* WHAT IS NEEDED
Copy each line with the word "объектам" in it.
Start of EXTRACTED DATA
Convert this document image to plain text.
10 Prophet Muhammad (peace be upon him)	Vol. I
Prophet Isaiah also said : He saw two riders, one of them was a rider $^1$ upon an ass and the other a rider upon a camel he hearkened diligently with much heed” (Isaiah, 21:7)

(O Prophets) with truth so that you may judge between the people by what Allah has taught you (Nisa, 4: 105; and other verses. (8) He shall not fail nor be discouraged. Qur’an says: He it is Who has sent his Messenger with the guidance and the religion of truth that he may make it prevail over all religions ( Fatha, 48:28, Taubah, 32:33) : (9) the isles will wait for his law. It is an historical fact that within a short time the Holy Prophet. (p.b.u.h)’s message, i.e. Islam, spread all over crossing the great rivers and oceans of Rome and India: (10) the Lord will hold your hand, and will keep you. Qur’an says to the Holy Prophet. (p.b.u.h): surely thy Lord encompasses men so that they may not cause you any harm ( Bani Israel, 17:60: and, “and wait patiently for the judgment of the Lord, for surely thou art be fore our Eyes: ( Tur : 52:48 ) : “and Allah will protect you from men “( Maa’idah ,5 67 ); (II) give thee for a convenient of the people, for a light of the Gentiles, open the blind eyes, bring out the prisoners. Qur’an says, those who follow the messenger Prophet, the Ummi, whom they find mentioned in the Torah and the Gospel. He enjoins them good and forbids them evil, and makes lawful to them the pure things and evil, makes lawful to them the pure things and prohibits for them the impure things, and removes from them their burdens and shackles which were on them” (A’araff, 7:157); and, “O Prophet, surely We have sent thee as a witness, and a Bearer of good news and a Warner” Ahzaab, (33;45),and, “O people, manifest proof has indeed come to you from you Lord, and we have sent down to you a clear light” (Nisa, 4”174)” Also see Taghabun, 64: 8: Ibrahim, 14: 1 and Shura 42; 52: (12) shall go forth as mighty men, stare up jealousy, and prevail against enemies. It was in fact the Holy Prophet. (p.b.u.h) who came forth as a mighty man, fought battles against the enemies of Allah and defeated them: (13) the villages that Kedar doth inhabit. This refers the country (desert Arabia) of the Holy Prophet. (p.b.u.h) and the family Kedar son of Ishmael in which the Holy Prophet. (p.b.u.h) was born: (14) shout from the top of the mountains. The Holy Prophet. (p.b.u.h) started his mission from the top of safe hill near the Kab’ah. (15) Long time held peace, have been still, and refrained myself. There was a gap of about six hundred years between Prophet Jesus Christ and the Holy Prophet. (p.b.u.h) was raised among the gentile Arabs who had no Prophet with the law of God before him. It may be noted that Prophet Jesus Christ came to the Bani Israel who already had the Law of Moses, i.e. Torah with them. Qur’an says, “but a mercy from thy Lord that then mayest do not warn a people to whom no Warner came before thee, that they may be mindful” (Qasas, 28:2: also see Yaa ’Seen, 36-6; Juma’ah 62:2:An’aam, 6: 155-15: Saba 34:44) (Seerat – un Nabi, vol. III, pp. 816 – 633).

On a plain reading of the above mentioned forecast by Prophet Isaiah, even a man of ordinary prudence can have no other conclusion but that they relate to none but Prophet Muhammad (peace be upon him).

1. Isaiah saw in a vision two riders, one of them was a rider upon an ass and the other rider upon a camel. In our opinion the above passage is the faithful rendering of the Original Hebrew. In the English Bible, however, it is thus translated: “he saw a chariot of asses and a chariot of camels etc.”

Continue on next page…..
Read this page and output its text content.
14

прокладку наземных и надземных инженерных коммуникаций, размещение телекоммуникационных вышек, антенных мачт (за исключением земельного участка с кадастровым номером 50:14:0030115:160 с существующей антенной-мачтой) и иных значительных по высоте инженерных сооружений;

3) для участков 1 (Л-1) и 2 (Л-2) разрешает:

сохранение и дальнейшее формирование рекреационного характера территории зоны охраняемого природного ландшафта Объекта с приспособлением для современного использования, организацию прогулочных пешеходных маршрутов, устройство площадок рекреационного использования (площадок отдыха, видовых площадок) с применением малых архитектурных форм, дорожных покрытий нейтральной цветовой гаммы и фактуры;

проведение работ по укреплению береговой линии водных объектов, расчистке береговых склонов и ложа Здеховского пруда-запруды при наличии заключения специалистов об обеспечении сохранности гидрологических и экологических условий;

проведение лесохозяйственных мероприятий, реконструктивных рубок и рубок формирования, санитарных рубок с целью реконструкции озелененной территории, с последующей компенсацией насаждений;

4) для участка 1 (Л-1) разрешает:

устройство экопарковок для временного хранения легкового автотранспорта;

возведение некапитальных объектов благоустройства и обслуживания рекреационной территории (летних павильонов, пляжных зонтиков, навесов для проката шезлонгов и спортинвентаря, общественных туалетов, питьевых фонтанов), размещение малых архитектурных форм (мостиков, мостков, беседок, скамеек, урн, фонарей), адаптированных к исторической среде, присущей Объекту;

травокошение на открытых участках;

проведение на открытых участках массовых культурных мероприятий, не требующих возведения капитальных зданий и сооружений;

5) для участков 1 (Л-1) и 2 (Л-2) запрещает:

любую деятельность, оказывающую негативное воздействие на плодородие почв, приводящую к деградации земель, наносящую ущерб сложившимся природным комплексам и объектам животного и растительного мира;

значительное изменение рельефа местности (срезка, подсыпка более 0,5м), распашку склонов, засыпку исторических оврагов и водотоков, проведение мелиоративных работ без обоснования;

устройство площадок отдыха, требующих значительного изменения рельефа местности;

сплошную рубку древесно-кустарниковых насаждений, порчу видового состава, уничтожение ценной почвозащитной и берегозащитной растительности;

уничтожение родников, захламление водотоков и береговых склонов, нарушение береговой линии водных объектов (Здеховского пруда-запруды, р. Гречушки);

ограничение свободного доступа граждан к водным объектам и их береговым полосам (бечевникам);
End of EXTRACTED DATA
* FINAL RESULT
любую деятельность, оказывающую негативное воздействие на плодородие почв, приводящую к деградации земель, наносящую ущерб сложившимся природным комплексам и объектам животного и растительного мира;
ограничение свободного доступа граждан к водным объектам и их береговым полосам (бечевникам);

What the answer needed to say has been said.